(Dataset items)
(begin)

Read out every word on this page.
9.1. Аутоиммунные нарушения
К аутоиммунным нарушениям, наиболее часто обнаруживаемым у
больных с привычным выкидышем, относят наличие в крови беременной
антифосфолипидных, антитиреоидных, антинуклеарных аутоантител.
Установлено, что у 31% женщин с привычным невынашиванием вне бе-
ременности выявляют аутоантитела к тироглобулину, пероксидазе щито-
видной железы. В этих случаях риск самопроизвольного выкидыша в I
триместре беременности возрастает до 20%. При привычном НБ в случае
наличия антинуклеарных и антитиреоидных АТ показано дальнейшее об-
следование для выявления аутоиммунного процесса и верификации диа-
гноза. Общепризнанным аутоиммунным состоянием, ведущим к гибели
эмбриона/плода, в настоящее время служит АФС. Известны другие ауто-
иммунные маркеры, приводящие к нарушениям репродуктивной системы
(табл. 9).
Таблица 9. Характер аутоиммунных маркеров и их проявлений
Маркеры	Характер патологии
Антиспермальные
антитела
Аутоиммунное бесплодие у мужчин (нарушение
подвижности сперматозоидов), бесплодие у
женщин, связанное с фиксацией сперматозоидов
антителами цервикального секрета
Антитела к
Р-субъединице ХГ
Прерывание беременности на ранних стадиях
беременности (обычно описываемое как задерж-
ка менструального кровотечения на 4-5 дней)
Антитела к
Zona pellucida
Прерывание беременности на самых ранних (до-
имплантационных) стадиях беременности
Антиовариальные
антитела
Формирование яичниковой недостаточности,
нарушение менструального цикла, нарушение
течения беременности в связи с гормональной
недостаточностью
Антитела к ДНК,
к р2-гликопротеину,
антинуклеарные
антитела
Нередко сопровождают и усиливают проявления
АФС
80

(end)

§ **SHORT PROBLEM**
Copy the lines from the entries above in which the word "аутоиммунным" appears.

§ **CORRECT RESPONSE**
К аутоиммунным нарушениям, наиболее часто обнаруживаемым у
гноза. Общепризнанным аутоиммунным состоянием, ведущим к гибели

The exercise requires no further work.